By Anna KerrPublished about a year ago 5 min read
It's Not Always About the Grind
Photo by Jp Valery on Unsplash

I’ve never prioritized rest or sleep. It’s all about the grind, as they say. You won’t get far in life if you don’t work hard, you’ll get no where in life. Sleep is for the weak, if you rest, you won’t accomplish your goals… who decided to fill our minds with such nonsense?

I always thought if I worked hard, eventually it would pay off. If that meant working more, doing more schooling, studying more, it didn’t matter; I did it. I would spend hours at the library, working on assignments, and studying for tests. I picked up more hours at work, and even found myself working three jobs whilst attending school full time. But that was going to get me places, right? I was often complimented on my worth ethic, and how I never slowed down. I was praised but taken advantage of. It felt great, to feel so accomplished, and to feel like I was valued because of the hard work. It felt great, until it didn’t.

My first part time job started when I was 15. I truly didn’t know what I was getting myself into. I spent ten years of my life there, before finally moving on, truly learning life lessons and making friends and enemies along the way. I suppose this is where it first started, my need to succeed, and the strange feeling I got if I had nothing to do.

▶ _Do this_
Repeat verbatim the part of the essay on rest that opens with the words containing "I’ve never prioritized" and closes with "with such nonsense?". The material that comes next has no connection to the essay on rest.

▶ _Data provided_
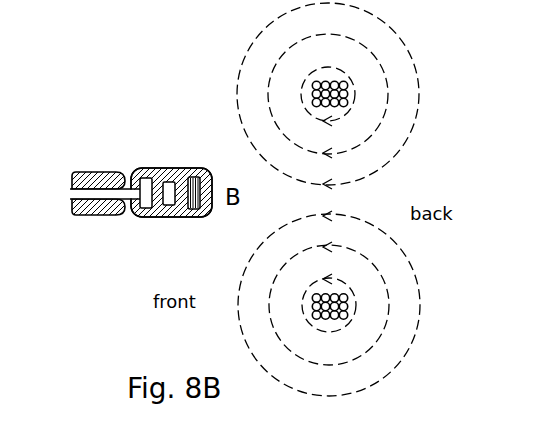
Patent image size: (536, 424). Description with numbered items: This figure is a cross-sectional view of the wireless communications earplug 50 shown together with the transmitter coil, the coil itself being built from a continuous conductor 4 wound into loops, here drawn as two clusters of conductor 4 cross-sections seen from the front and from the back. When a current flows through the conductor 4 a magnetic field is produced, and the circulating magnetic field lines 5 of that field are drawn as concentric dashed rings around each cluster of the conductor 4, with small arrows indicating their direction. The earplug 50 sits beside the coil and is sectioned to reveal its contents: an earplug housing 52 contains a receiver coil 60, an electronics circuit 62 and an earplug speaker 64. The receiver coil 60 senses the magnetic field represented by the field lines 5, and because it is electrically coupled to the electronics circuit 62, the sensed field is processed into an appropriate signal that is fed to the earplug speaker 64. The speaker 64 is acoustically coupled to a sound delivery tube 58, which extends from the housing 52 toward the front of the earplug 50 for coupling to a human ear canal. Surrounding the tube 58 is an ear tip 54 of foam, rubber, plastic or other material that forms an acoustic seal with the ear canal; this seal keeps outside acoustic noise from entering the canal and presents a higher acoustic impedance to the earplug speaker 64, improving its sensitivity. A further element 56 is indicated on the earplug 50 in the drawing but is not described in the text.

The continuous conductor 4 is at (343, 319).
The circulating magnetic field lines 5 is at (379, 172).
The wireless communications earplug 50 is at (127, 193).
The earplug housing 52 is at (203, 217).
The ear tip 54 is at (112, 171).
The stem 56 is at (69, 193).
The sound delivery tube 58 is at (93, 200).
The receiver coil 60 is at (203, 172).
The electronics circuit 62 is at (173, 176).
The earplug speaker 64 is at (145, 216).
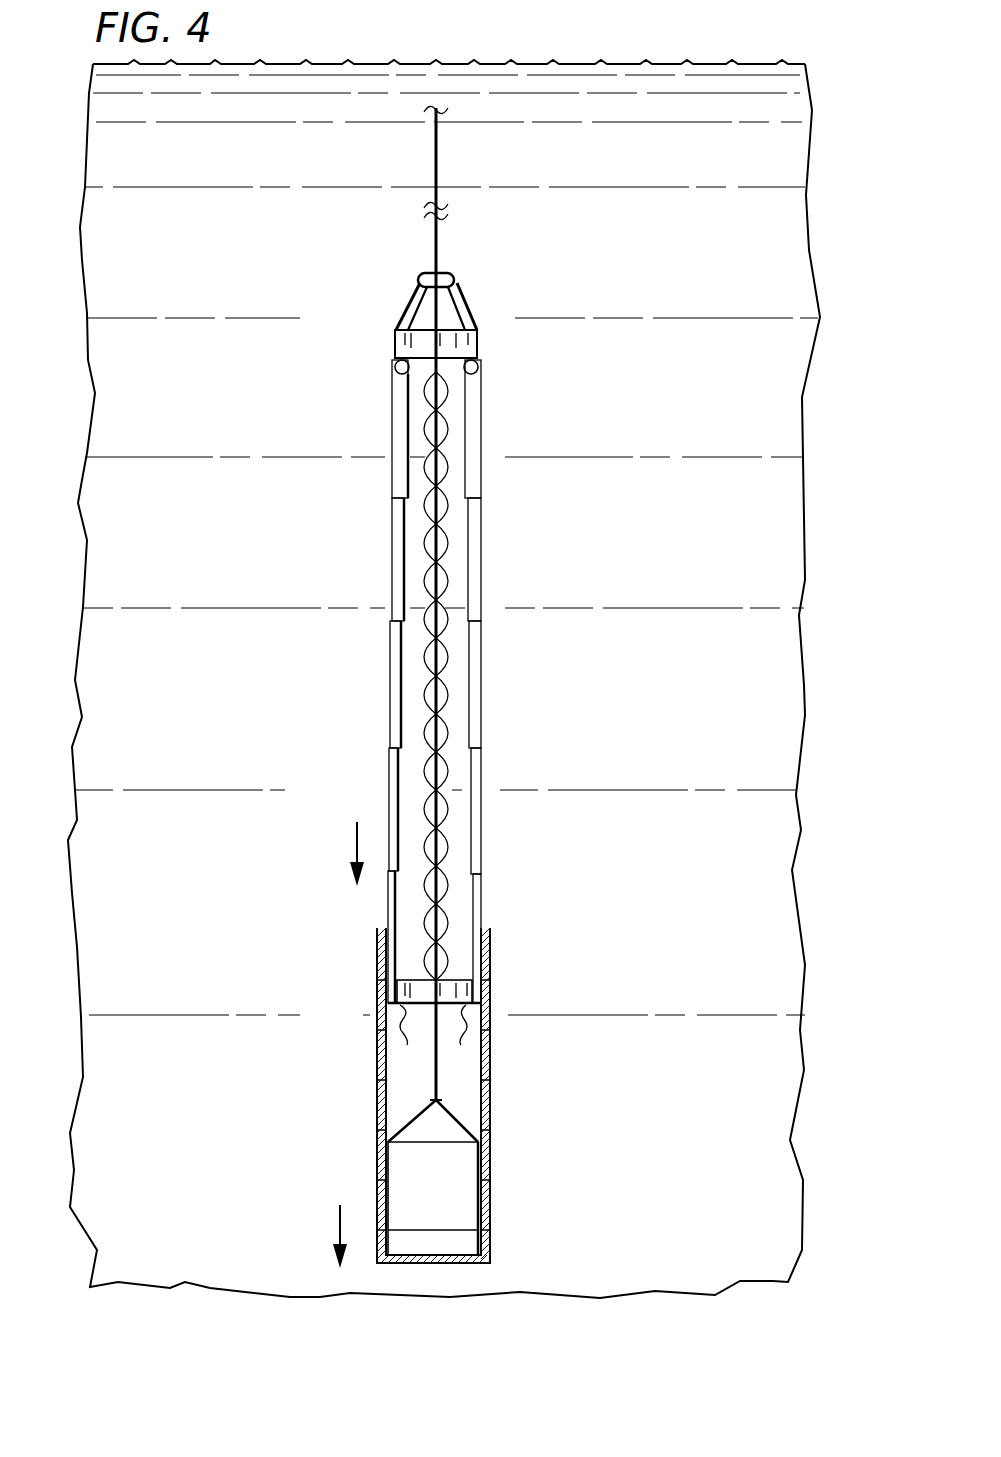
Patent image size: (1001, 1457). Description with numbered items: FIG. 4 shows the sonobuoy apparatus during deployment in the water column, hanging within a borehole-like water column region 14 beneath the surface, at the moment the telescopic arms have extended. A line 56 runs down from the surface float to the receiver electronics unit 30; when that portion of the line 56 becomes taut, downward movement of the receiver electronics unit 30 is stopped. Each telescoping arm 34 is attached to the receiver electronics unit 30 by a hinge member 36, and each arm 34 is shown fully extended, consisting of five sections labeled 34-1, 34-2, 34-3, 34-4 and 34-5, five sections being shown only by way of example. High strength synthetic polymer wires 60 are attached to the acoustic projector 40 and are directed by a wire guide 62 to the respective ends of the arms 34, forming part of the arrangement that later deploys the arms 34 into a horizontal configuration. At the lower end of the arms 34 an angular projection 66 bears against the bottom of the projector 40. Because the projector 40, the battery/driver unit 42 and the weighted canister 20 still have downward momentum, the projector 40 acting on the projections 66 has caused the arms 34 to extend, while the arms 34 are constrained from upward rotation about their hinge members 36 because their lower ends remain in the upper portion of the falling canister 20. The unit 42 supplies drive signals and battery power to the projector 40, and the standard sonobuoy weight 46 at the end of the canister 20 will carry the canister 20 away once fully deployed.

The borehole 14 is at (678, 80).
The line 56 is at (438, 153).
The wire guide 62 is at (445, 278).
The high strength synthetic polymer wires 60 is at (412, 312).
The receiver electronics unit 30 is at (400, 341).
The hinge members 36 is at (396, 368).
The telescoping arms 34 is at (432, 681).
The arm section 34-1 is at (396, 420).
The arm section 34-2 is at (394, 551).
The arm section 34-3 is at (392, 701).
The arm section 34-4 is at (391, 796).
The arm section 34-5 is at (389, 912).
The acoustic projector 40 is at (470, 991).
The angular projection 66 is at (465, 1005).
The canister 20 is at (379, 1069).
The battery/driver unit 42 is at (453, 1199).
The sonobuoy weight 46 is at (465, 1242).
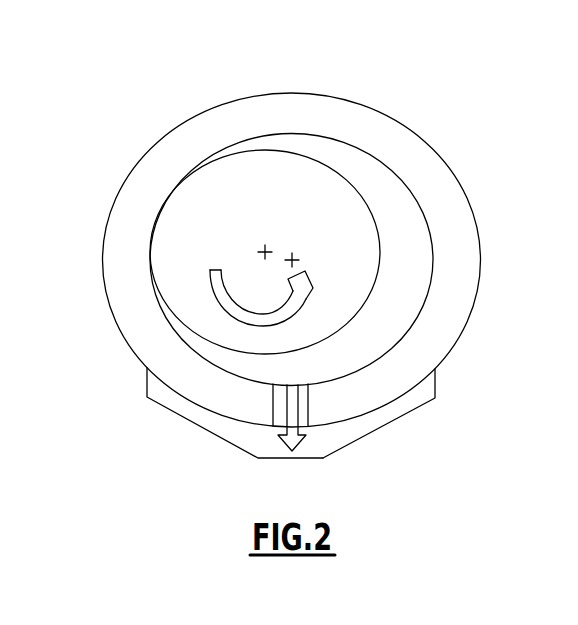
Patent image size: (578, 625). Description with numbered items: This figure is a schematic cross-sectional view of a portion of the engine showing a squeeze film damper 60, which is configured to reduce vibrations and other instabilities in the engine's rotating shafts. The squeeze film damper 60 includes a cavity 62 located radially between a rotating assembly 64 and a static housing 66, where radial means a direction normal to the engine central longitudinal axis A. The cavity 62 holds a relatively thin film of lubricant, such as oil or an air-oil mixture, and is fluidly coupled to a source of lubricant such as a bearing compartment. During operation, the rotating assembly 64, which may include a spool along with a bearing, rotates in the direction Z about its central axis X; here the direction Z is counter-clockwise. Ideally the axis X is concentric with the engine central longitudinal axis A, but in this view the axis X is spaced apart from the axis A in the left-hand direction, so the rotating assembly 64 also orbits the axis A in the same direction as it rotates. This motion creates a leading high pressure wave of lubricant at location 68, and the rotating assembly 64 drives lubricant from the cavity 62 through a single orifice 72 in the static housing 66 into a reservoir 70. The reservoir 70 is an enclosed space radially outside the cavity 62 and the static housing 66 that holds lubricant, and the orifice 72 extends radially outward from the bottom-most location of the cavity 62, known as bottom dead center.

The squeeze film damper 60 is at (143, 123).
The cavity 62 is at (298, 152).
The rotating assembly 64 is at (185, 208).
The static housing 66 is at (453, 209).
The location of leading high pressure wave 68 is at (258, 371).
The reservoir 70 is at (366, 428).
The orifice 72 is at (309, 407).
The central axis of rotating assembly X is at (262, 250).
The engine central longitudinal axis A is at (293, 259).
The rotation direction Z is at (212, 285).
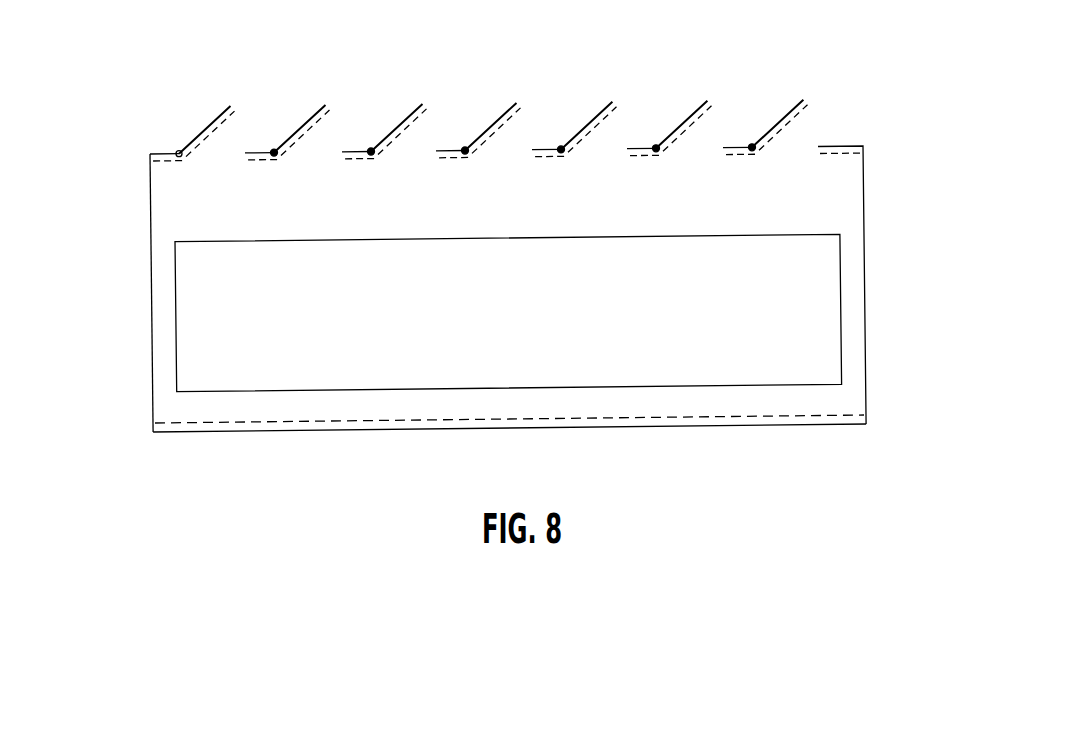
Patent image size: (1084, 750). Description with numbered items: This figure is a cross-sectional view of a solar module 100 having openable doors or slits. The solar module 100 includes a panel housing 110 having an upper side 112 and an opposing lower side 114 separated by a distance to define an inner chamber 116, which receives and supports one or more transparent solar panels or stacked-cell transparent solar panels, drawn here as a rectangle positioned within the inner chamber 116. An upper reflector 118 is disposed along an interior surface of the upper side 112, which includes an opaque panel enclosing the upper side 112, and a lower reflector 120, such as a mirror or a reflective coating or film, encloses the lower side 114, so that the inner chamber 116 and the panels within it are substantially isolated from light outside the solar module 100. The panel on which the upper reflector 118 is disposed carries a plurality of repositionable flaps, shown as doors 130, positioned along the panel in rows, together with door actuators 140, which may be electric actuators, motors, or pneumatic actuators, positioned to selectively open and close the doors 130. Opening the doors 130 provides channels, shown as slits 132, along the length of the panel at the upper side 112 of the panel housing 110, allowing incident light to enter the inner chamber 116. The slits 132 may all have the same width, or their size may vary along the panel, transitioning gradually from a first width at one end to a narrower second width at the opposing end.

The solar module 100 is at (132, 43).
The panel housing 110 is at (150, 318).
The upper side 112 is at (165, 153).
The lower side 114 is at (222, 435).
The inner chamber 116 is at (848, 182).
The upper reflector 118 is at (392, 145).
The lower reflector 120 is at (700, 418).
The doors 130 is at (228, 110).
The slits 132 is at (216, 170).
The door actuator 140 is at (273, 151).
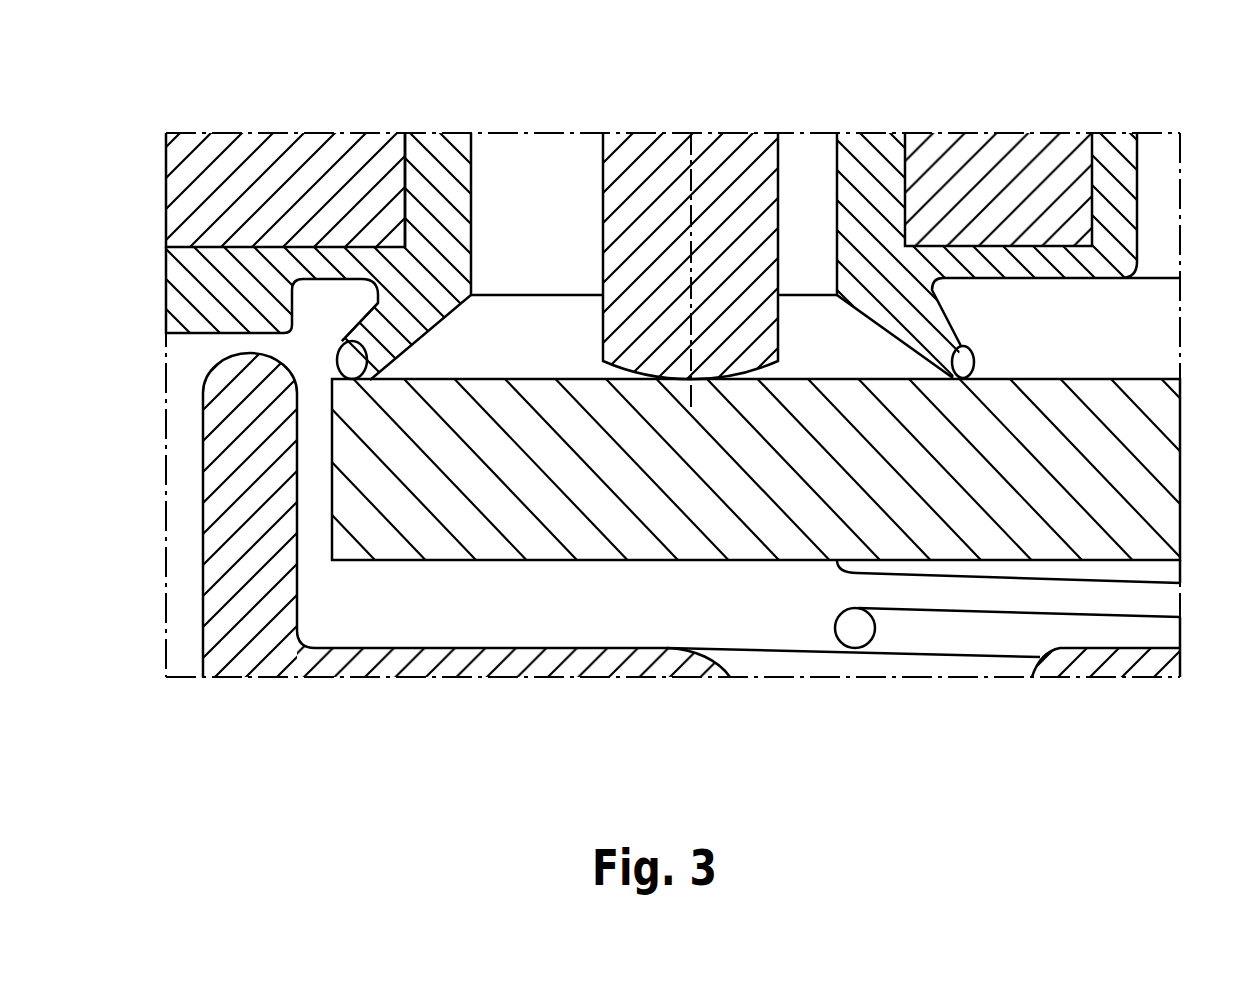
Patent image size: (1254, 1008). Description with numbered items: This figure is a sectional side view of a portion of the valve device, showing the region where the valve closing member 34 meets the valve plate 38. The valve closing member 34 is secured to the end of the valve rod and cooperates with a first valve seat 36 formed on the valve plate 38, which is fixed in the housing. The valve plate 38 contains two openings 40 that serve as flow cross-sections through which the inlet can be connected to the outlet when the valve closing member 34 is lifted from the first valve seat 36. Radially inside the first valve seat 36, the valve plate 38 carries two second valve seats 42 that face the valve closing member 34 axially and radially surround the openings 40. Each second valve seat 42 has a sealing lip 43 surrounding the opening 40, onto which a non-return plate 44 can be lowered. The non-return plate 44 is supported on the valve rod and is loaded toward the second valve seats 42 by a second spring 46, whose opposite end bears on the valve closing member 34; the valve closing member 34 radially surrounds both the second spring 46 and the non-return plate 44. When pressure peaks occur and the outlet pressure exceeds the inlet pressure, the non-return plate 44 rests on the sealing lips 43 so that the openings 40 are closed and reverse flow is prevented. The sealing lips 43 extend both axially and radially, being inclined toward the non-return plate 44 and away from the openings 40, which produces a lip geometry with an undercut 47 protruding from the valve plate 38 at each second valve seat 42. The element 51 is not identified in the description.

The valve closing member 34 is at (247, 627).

▶ _The completed task_
I’ve never prioritized rest or sleep. It’s all about the grind, as they say. You won’t get far in life if you don’t work hard, you’ll get no where in life. Sleep is for the weak, if you rest, you won’t accomplish your goals… who decided to fill our minds with such nonsense?